-------- Materials provided

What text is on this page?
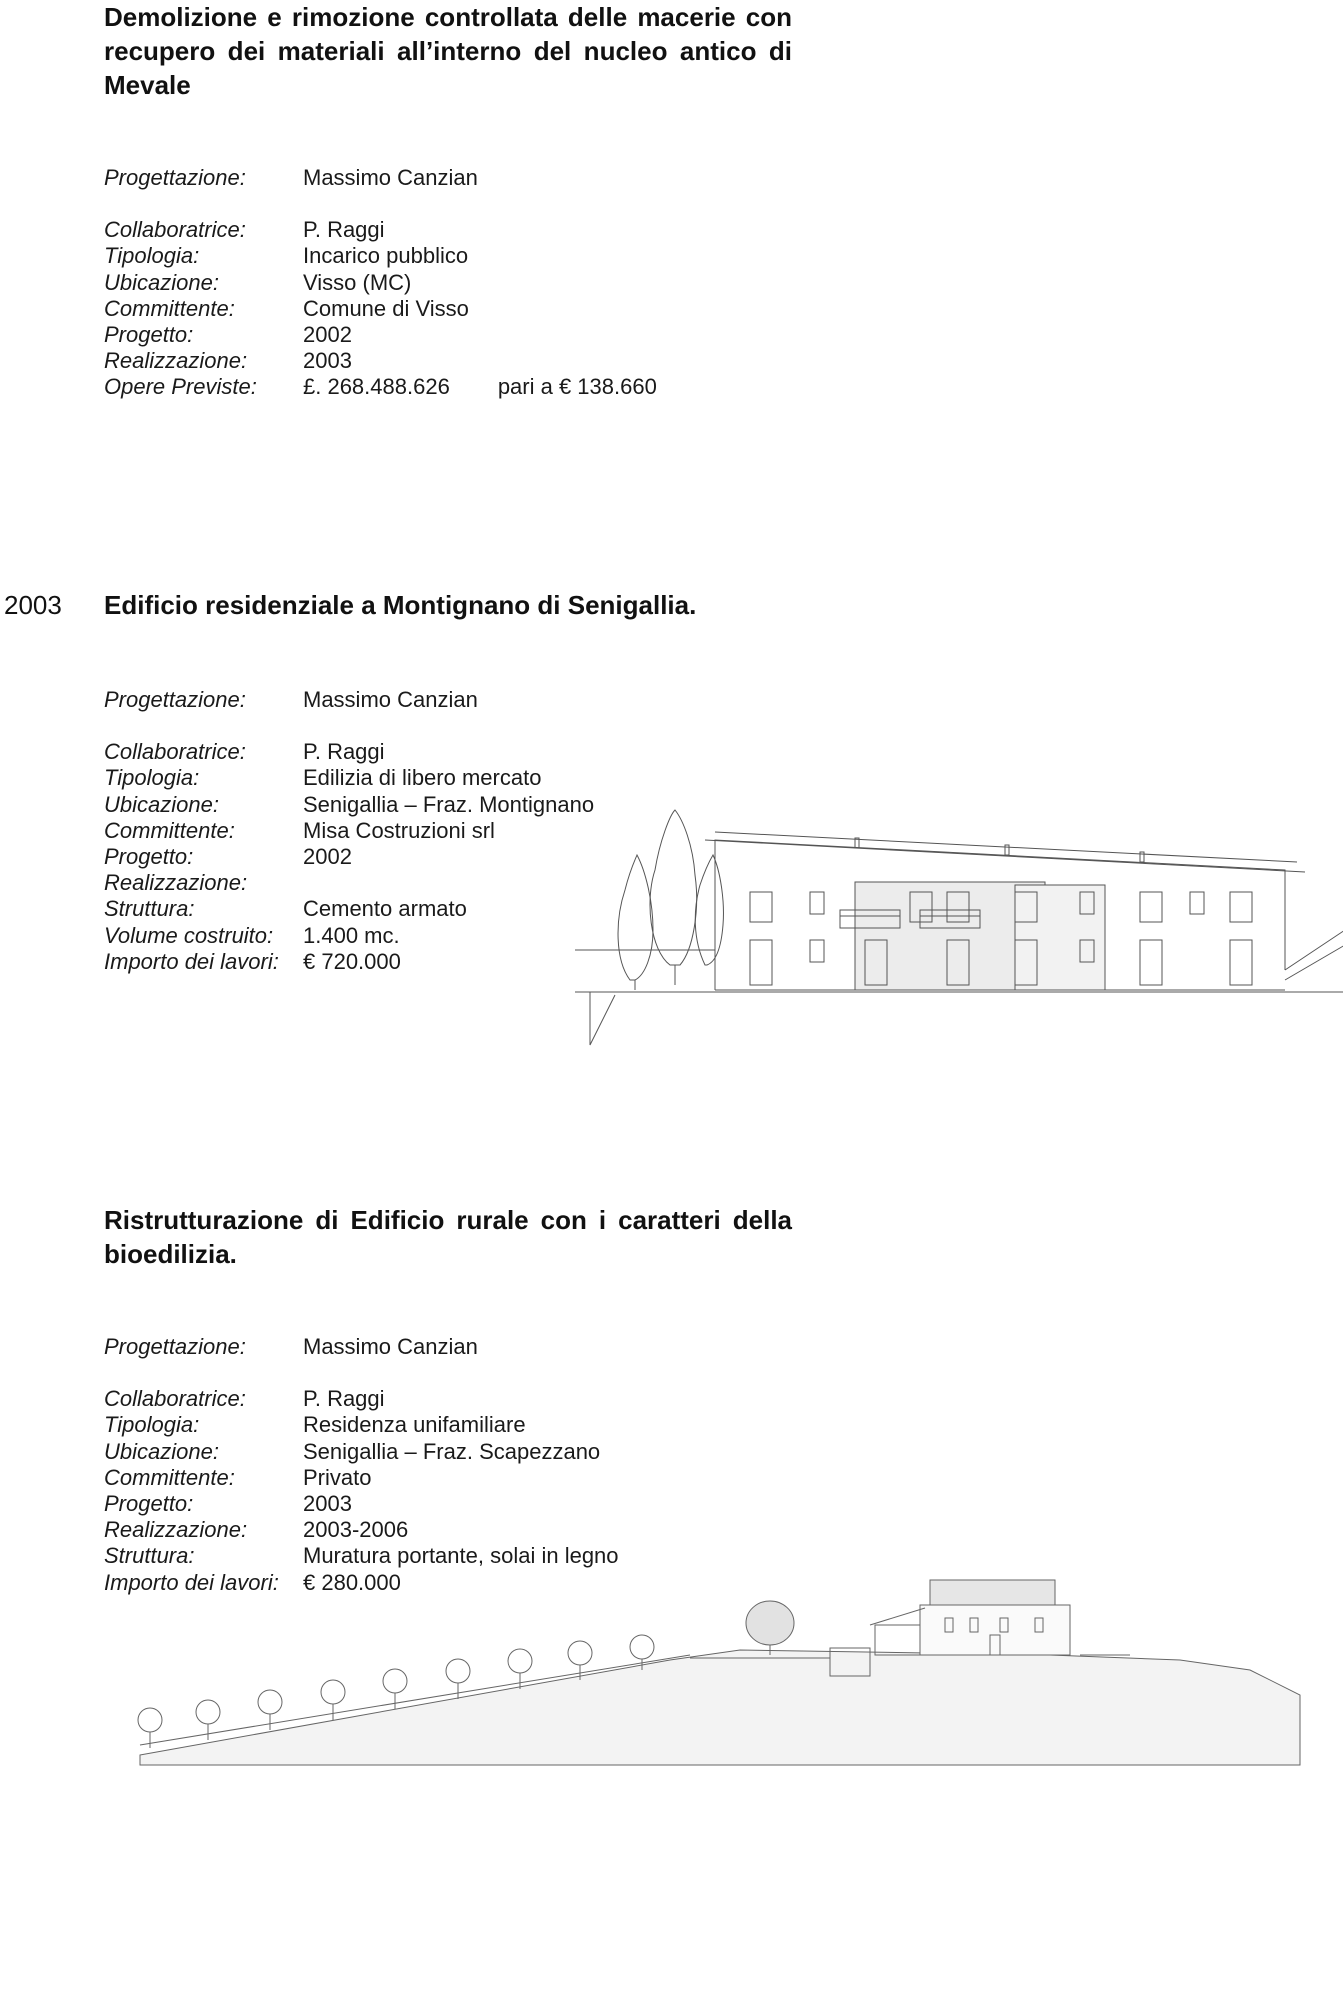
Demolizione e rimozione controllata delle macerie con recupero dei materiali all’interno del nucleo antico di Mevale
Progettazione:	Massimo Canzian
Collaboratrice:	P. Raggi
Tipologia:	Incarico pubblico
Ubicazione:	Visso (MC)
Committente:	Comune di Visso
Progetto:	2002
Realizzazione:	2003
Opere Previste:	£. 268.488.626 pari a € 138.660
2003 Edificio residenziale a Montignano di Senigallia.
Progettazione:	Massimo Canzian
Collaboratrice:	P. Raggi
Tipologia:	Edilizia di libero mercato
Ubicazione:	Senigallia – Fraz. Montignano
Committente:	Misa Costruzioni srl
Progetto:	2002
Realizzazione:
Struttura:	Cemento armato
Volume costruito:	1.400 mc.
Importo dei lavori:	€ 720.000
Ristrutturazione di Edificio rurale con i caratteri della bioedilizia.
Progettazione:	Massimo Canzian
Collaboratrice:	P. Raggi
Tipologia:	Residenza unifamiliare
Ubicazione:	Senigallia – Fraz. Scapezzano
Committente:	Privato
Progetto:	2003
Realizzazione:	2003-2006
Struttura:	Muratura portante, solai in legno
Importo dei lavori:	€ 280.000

----------------
-------- Materials provided

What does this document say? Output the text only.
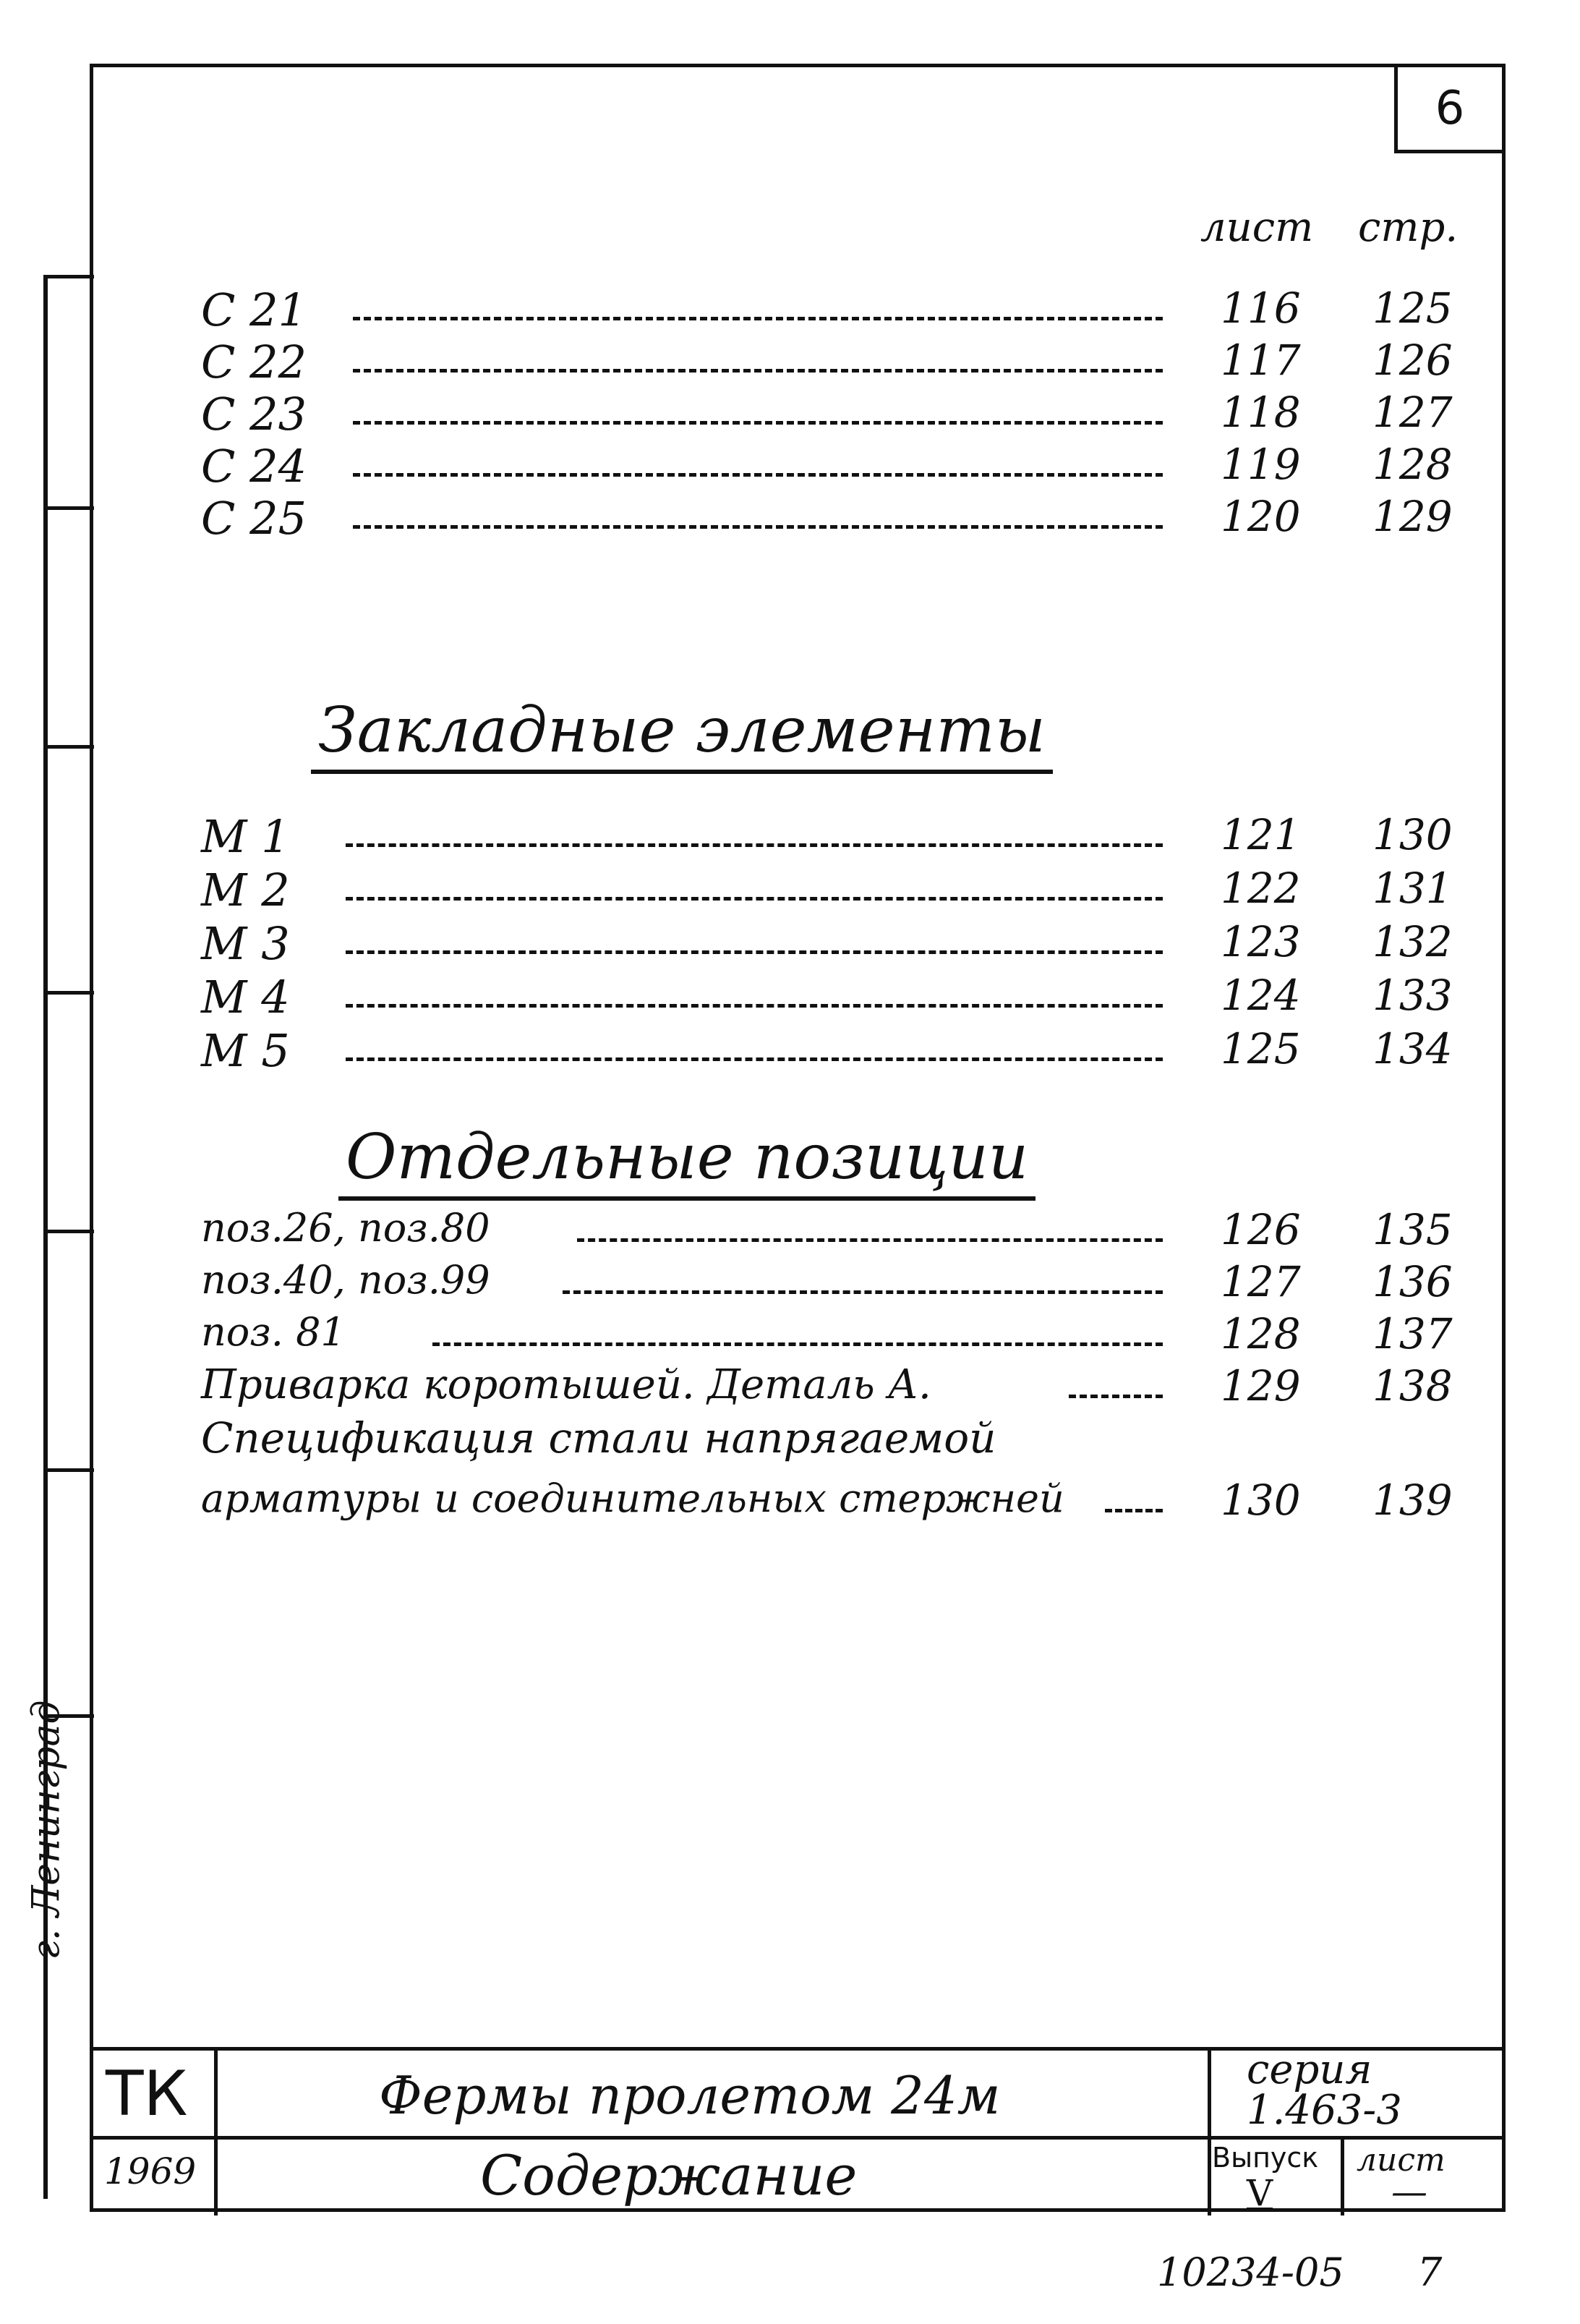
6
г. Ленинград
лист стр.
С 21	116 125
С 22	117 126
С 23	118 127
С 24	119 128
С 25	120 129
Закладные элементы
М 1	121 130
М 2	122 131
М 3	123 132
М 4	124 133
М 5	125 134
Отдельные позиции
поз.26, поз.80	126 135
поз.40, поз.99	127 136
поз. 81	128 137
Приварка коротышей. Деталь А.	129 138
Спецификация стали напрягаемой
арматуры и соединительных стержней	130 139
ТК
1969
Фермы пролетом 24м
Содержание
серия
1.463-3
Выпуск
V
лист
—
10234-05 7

----------------

Written problem: Working from the entries above, return all lines that contain "Realizzazione".

Output below:
Realizzazione:	2003
Realizzazione:
Realizzazione:	2003-2006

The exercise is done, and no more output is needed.